[Collected data entries]
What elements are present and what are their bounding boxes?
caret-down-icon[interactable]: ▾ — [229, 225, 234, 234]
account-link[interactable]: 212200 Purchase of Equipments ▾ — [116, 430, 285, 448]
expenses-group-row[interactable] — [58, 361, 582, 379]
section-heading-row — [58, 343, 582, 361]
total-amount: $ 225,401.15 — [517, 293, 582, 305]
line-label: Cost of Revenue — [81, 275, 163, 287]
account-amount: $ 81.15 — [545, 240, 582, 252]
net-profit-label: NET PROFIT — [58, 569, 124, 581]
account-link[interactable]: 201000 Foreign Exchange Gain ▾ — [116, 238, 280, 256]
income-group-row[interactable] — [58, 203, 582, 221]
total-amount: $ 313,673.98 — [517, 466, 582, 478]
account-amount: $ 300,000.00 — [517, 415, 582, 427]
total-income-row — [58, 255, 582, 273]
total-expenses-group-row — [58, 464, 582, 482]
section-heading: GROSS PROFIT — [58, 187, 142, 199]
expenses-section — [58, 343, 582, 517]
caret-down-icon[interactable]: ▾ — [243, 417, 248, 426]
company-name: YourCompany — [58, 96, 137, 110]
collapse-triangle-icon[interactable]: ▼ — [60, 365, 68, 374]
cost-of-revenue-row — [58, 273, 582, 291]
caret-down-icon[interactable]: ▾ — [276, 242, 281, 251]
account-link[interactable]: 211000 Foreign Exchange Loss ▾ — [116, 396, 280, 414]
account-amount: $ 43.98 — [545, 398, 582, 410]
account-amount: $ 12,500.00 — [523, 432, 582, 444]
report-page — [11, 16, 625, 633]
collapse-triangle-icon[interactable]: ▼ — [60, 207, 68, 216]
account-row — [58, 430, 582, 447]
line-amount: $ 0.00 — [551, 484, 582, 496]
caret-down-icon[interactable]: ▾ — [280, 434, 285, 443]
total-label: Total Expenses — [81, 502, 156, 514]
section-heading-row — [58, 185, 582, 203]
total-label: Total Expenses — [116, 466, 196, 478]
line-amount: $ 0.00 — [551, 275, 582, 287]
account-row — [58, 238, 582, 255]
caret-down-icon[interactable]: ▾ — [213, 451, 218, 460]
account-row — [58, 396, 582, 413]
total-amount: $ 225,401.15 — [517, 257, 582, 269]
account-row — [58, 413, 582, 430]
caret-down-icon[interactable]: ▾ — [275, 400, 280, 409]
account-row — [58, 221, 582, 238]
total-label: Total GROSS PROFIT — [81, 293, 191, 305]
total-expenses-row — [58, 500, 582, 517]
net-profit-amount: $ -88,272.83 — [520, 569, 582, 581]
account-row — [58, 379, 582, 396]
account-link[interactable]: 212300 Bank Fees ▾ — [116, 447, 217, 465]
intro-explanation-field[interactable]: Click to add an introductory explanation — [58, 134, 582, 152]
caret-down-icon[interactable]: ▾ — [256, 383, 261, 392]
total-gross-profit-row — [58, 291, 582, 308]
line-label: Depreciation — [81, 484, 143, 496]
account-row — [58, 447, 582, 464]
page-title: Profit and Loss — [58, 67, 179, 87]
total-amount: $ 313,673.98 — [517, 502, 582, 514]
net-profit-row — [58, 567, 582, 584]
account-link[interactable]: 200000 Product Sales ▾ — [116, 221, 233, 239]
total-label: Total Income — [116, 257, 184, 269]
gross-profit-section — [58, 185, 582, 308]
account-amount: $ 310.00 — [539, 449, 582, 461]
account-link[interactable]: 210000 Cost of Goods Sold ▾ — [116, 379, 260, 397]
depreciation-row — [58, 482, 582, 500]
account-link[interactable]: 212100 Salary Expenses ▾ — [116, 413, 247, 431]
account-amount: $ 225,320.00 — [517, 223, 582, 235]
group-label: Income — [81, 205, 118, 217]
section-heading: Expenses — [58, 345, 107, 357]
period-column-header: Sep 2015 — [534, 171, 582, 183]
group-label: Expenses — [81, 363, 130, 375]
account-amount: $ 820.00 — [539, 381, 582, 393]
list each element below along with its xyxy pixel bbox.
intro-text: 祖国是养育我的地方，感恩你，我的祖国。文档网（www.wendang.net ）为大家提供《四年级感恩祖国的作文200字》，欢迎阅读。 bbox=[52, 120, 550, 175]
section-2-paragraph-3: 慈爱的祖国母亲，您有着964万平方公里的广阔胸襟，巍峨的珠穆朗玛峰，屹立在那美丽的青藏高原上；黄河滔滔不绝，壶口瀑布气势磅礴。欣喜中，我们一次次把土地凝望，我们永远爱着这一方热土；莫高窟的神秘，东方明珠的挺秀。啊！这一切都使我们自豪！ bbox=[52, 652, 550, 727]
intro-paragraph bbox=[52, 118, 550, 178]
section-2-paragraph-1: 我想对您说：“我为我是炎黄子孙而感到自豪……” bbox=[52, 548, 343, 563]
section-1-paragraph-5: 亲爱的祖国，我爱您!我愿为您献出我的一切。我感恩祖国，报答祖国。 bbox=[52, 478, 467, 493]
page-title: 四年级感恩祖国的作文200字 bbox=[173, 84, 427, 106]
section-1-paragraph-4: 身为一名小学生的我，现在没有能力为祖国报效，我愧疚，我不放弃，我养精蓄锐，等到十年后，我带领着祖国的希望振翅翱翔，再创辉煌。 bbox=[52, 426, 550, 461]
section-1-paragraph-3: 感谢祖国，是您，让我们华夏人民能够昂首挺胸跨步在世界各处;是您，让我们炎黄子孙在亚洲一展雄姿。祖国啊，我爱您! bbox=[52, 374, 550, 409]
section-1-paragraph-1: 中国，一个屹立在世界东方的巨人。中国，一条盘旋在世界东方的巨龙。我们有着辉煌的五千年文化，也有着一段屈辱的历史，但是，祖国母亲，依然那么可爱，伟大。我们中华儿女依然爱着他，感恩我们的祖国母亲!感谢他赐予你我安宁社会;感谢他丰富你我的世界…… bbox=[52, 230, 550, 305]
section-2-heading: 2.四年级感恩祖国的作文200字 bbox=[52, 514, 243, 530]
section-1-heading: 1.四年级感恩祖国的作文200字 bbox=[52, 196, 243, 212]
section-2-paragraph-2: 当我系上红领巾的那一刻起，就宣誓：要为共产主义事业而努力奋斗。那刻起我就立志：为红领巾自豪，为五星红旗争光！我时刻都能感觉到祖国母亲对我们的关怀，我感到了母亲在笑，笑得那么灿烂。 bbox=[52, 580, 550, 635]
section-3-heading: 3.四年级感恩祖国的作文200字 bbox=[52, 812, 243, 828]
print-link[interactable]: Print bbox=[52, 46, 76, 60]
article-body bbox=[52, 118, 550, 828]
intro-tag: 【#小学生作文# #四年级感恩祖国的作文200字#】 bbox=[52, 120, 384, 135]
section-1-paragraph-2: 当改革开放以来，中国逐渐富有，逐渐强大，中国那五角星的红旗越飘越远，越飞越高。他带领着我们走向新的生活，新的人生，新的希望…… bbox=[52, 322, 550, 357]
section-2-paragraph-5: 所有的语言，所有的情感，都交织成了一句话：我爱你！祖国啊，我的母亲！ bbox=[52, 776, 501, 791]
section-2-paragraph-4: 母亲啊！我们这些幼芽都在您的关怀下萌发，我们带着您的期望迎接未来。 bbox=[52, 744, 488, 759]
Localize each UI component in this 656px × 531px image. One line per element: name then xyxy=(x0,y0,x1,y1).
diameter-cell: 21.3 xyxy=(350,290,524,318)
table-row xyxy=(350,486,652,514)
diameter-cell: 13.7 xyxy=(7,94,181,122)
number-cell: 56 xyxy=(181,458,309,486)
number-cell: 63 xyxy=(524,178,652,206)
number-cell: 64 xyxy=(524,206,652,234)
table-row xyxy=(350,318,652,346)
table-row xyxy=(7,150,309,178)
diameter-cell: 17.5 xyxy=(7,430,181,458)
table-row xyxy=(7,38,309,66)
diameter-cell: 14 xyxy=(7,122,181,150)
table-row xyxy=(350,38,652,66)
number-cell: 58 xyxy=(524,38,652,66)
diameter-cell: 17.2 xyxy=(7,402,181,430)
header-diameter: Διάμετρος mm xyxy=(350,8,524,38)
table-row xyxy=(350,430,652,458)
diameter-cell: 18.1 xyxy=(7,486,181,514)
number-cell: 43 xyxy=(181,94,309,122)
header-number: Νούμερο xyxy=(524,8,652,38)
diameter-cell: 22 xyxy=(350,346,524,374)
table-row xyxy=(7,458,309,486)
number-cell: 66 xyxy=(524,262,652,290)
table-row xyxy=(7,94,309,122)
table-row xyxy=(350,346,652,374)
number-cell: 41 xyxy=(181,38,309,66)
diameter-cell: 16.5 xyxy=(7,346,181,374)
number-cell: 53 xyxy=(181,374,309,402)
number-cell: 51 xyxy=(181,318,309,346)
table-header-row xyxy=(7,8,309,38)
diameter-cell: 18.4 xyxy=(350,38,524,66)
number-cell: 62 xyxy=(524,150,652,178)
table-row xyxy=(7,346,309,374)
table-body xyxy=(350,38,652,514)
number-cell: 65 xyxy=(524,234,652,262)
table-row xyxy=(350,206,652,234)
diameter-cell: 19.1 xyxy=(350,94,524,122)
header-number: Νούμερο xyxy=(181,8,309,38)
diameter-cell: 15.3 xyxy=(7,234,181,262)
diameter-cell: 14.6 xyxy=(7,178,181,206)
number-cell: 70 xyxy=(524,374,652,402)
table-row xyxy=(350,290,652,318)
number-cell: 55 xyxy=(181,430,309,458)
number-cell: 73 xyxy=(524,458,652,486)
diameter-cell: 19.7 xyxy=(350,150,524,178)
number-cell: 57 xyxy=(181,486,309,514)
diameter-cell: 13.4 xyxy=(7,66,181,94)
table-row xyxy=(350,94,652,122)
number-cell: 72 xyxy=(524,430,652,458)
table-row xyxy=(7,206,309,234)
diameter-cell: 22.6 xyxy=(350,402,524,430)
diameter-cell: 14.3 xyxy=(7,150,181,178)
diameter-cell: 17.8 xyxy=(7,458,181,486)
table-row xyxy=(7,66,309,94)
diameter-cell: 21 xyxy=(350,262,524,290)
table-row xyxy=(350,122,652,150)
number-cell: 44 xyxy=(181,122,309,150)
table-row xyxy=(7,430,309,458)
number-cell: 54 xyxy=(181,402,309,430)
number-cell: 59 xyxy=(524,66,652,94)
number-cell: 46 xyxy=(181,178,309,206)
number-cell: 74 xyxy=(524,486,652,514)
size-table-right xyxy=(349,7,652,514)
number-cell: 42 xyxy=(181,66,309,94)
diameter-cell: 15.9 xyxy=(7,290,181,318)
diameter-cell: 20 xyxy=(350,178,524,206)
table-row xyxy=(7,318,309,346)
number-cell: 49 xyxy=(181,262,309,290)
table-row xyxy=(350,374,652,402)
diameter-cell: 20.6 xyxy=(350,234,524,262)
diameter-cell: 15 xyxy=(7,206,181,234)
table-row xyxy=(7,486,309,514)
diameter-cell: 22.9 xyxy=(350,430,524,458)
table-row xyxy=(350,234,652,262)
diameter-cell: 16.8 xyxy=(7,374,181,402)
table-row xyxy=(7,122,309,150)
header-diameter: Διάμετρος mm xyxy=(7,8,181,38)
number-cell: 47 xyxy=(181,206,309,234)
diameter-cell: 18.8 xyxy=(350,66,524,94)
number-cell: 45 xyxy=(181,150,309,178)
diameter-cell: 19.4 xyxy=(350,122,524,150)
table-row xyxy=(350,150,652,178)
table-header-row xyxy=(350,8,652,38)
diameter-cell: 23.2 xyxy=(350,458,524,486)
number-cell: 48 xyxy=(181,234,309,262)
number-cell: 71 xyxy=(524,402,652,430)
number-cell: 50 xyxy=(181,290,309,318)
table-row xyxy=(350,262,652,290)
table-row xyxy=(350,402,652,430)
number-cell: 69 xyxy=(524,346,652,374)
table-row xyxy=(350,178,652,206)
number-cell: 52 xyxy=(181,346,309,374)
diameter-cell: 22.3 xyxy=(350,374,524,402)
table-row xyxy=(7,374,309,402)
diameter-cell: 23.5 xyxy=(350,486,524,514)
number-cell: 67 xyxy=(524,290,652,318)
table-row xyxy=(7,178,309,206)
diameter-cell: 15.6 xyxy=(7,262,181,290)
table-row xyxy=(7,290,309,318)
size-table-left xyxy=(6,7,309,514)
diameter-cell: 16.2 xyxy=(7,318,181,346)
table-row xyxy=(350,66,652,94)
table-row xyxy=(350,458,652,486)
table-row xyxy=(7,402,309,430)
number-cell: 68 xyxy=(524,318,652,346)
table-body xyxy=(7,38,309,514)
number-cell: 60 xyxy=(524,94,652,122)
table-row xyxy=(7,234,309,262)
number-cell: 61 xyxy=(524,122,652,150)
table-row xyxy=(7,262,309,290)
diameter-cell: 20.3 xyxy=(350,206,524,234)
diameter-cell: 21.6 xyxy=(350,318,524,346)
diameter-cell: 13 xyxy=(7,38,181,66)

[Aim]
Starting at the beginning of the material and going on through the line that contains "caret-down-icon[interactable]: ▾ — [243, 417, 248, 426]", recast those lines as a JSON list of strings with one string per line, both ends included and blank lines left out.

[Task solution]
[
  "What elements are present and what are their bounding boxes?",
  "caret-down-icon[interactable]: ▾ — [229, 225, 234, 234]",
  "account-link[interactable]: 212200 Purchase of Equipments ▾ — [116, 430, 285, 448]",
  "expenses-group-row[interactable] — [58, 361, 582, 379]",
  "section-heading-row — [58, 343, 582, 361]",
  "total-amount: $ 225,401.15 — [517, 293, 582, 305]",
  "line-label: Cost of Revenue — [81, 275, 163, 287]",
  "account-amount: $ 81.15 — [545, 240, 582, 252]",
  "net-profit-label: NET PROFIT — [58, 569, 124, 581]",
  "account-link[interactable]: 201000 Foreign Exchange Gain ▾ — [116, 238, 280, 256]",
  "income-group-row[interactable] — [58, 203, 582, 221]",
  "total-amount: $ 313,673.98 — [517, 466, 582, 478]",
  "account-amount: $ 300,000.00 — [517, 415, 582, 427]",
  "total-income-row — [58, 255, 582, 273]",
  "total-expenses-group-row — [58, 464, 582, 482]",
  "section-heading: GROSS PROFIT — [58, 187, 142, 199]",
  "expenses-section — [58, 343, 582, 517]",
  "caret-down-icon[interactable]: ▾ — [243, 417, 248, 426]"
]